Data records
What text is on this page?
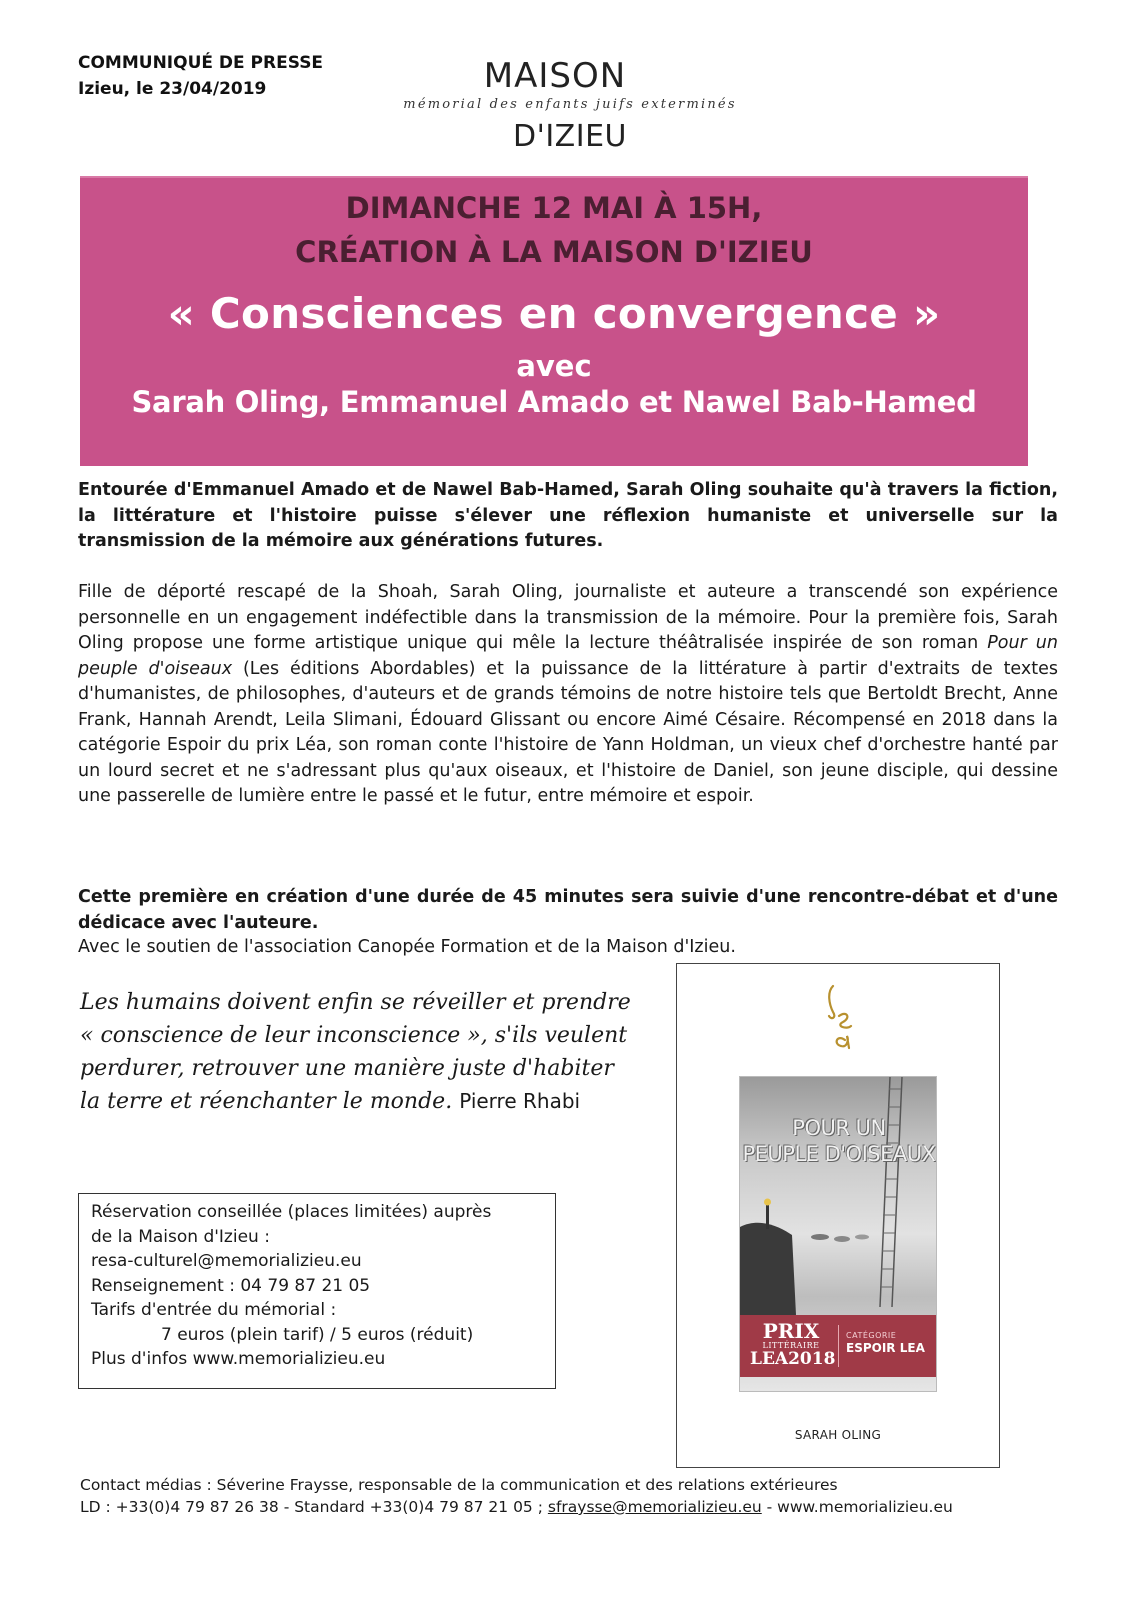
COMMUNIQUÉ DE PRESSE
Izieu, le 23/04/2019	MAISON
mémorial des enfants juifs exterminés
D'IZIEU
DIMANCHE 12 MAI À 15H,
CRÉATION À LA MAISON D'IZIEU
« Consciences en convergence »
avec
Sarah Oling, Emmanuel Amado et Nawel Bab-Hamed

Entourée d'Emmanuel Amado et de Nawel Bab-Hamed, Sarah Oling souhaite qu'à travers la fiction, la littérature et l'histoire puisse s'élever une réflexion humaniste et universelle sur la transmission de la mémoire aux générations futures.

Fille de déporté rescapé de la Shoah, Sarah Oling, journaliste et auteure a transcendé son expérience personnelle en un engagement indéfectible dans la transmission de la mémoire. Pour la première fois, Sarah Oling propose une forme artistique unique qui mêle la lecture théâtralisée inspirée de son roman Pour un peuple d'oiseaux (Les éditions Abordables) et la puissance de la littérature à partir d'extraits de textes d'humanistes, de philosophes, d'auteurs et de grands témoins de notre histoire tels que Bertoldt Brecht, Anne Frank, Hannah Arendt, Leila Slimani, Édouard Glissant ou encore Aimé Césaire. Récompensé en 2018 dans la catégorie Espoir du prix Léa, son roman conte l'histoire de Yann Holdman, un vieux chef d'orchestre hanté par un lourd secret et ne s'adressant plus qu'aux oiseaux, et l'histoire de Daniel, son jeune disciple, qui dessine une passerelle de lumière entre le passé et le futur, entre mémoire et espoir.

Cette première en création d'une durée de 45 minutes sera suivie d'une rencontre-débat et d'une dédicace avec l'auteure.

Avec le soutien de l'association Canopée Formation et de la Maison d'Izieu.

Les humains doivent enfin se réveiller et prendre « conscience de leur inconscience », s'ils veulent perdurer, retrouver une manière juste d'habiter la terre et réenchanter le monde. Pierre Rhabi
Réservation conseillée (places limitées) auprès
de la Maison d'Izieu :
resa-culturel@memorializieu.eu
Renseignement : 04 79 87 21 05
Tarifs d'entrée du mémorial :
7 euros (plein tarif) / 5 euros (réduit)
Plus d'infos www.memorializieu.eu
POUR UN
PEUPLE D'OISEAUX
PRIX
LITTÉRAIRE
LEA2018
CATÉGORIE
ESPOIR LEA
SARAH OLING
Contact médias : Séverine Fraysse, responsable de la communication et des relations extérieures
LD : +33(0)4 79 87 26 38 - Standard +33(0)4 79 87 21 05 ; sfraysse@memorializieu.eu - www.memorializieu.eu
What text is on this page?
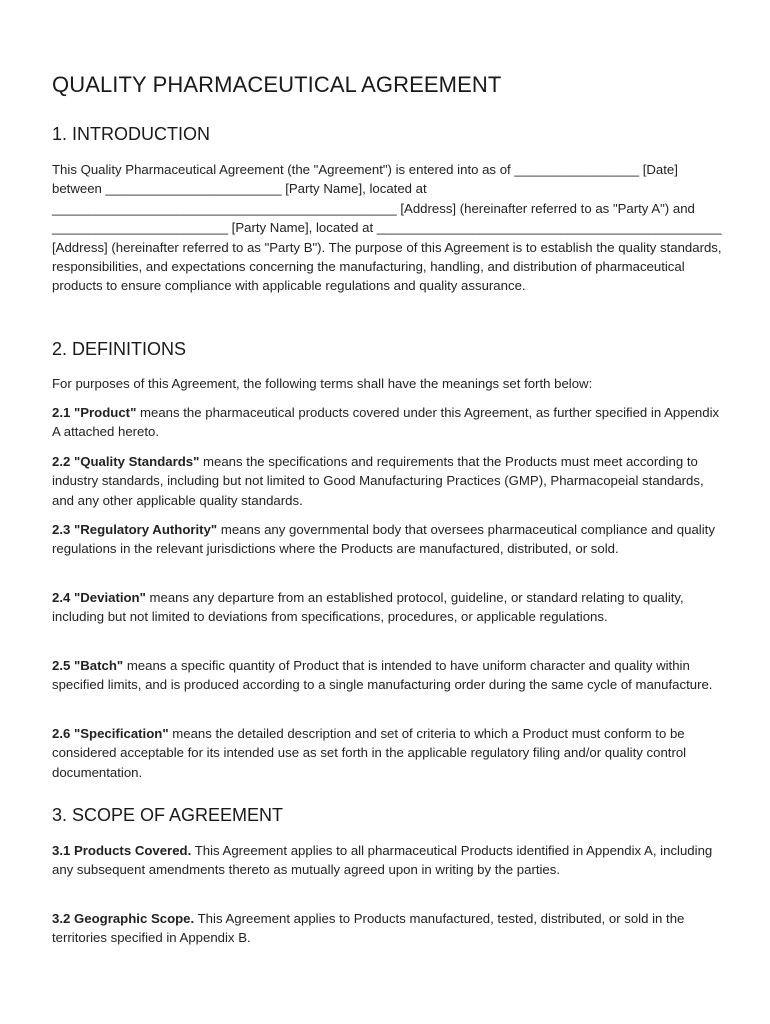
QUALITY PHARMACEUTICAL AGREEMENT
1. INTRODUCTION

This Quality Pharmaceutical Agreement (the "Agreement") is entered into as of _________________ [Date] between ________________________ [Party Name], located at _______________________________________________ [Address] (hereinafter referred to as "Party A") and ________________________ [Party Name], located at _______________________________________________ [Address] (hereinafter referred to as "Party B"). The purpose of this Agreement is to establish the quality standards, responsibilities, and expectations concerning the manufacturing, handling, and distribution of pharmaceutical products to ensure compliance with applicable regulations and quality assurance.

2. DEFINITIONS

For purposes of this Agreement, the following terms shall have the meanings set forth below:

2.1 "Product" means the pharmaceutical products covered under this Agreement, as further specified in Appendix A attached hereto.

2.2 "Quality Standards" means the specifications and requirements that the Products must meet according to industry standards, including but not limited to Good Manufacturing Practices (GMP), Pharmacopeial standards, and any other applicable quality standards.

2.3 "Regulatory Authority" means any governmental body that oversees pharmaceutical compliance and quality regulations in the relevant jurisdictions where the Products are manufactured, distributed, or sold.

2.4 "Deviation" means any departure from an established protocol, guideline, or standard relating to quality, including but not limited to deviations from specifications, procedures, or applicable regulations.

2.5 "Batch" means a specific quantity of Product that is intended to have uniform character and quality within specified limits, and is produced according to a single manufacturing order during the same cycle of manufacture.

2.6 "Specification" means the detailed description and set of criteria to which a Product must conform to be considered acceptable for its intended use as set forth in the applicable regulatory filing and/or quality control documentation.

3. SCOPE OF AGREEMENT

3.1 Products Covered. This Agreement applies to all pharmaceutical Products identified in Appendix A, including any subsequent amendments thereto as mutually agreed upon in writing by the parties.

3.2 Geographic Scope. This Agreement applies to Products manufactured, tested, distributed, or sold in the territories specified in Appendix B.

Directive
Quote each entry above verbatim and drop the pictures.

Reply to the task
What text is on this page?
COMMUNIQUÉ DE PRESSE
Izieu, le 23/04/2019	MAISON
mémorial des enfants juifs exterminés
D'IZIEU
DIMANCHE 12 MAI À 15H,
CRÉATION À LA MAISON D'IZIEU
« Consciences en convergence »
avec
Sarah Oling, Emmanuel Amado et Nawel Bab-Hamed

Entourée d'Emmanuel Amado et de Nawel Bab-Hamed, Sarah Oling souhaite qu'à travers la fiction, la littérature et l'histoire puisse s'élever une réflexion humaniste et universelle sur la transmission de la mémoire aux générations futures.

Fille de déporté rescapé de la Shoah, Sarah Oling, journaliste et auteure a transcendé son expérience personnelle en un engagement indéfectible dans la transmission de la mémoire. Pour la première fois, Sarah Oling propose une forme artistique unique qui mêle la lecture théâtralisée inspirée de son roman Pour un peuple d'oiseaux (Les éditions Abordables) et la puissance de la littérature à partir d'extraits de textes d'humanistes, de philosophes, d'auteurs et de grands témoins de notre histoire tels que Bertoldt Brecht, Anne Frank, Hannah Arendt, Leila Slimani, Édouard Glissant ou encore Aimé Césaire. Récompensé en 2018 dans la catégorie Espoir du prix Léa, son roman conte l'histoire de Yann Holdman, un vieux chef d'orchestre hanté par un lourd secret et ne s'adressant plus qu'aux oiseaux, et l'histoire de Daniel, son jeune disciple, qui dessine une passerelle de lumière entre le passé et le futur, entre mémoire et espoir.

Cette première en création d'une durée de 45 minutes sera suivie d'une rencontre-débat et d'une dédicace avec l'auteure.

Avec le soutien de l'association Canopée Formation et de la Maison d'Izieu.

Les humains doivent enfin se réveiller et prendre « conscience de leur inconscience », s'ils veulent perdurer, retrouver une manière juste d'habiter la terre et réenchanter le monde. Pierre Rhabi
Réservation conseillée (places limitées) auprès
de la Maison d'Izieu :
resa-culturel@memorializieu.eu
Renseignement : 04 79 87 21 05
Tarifs d'entrée du mémorial :
7 euros (plein tarif) / 5 euros (réduit)
Plus d'infos www.memorializieu.eu
POUR UN
PEUPLE D'OISEAUX
PRIX
LITTÉRAIRE
LEA2018
CATÉGORIE
ESPOIR LEA
SARAH OLING
Contact médias : Séverine Fraysse, responsable de la communication et des relations extérieures
LD : +33(0)4 79 87 26 38 - Standard +33(0)4 79 87 21 05 ; sfraysse@memorializieu.eu - www.memorializieu.eu
What text is on this page?
QUALITY PHARMACEUTICAL AGREEMENT
1. INTRODUCTION

This Quality Pharmaceutical Agreement (the "Agreement") is entered into as of _________________ [Date] between ________________________ [Party Name], located at _______________________________________________ [Address] (hereinafter referred to as "Party A") and ________________________ [Party Name], located at _______________________________________________ [Address] (hereinafter referred to as "Party B"). The purpose of this Agreement is to establish the quality standards, responsibilities, and expectations concerning the manufacturing, handling, and distribution of pharmaceutical products to ensure compliance with applicable regulations and quality assurance.

2. DEFINITIONS

For purposes of this Agreement, the following terms shall have the meanings set forth below:

2.1 "Product" means the pharmaceutical products covered under this Agreement, as further specified in Appendix A attached hereto.

2.2 "Quality Standards" means the specifications and requirements that the Products must meet according to industry standards, including but not limited to Good Manufacturing Practices (GMP), Pharmacopeial standards, and any other applicable quality standards.

2.3 "Regulatory Authority" means any governmental body that oversees pharmaceutical compliance and quality regulations in the relevant jurisdictions where the Products are manufactured, distributed, or sold.

2.4 "Deviation" means any departure from an established protocol, guideline, or standard relating to quality, including but not limited to deviations from specifications, procedures, or applicable regulations.

2.5 "Batch" means a specific quantity of Product that is intended to have uniform character and quality within specified limits, and is produced according to a single manufacturing order during the same cycle of manufacture.

2.6 "Specification" means the detailed description and set of criteria to which a Product must conform to be considered acceptable for its intended use as set forth in the applicable regulatory filing and/or quality control documentation.

3. SCOPE OF AGREEMENT

3.1 Products Covered. This Agreement applies to all pharmaceutical Products identified in Appendix A, including any subsequent amendments thereto as mutually agreed upon in writing by the parties.

3.2 Geographic Scope. This Agreement applies to Products manufactured, tested, distributed, or sold in the territories specified in Appendix B.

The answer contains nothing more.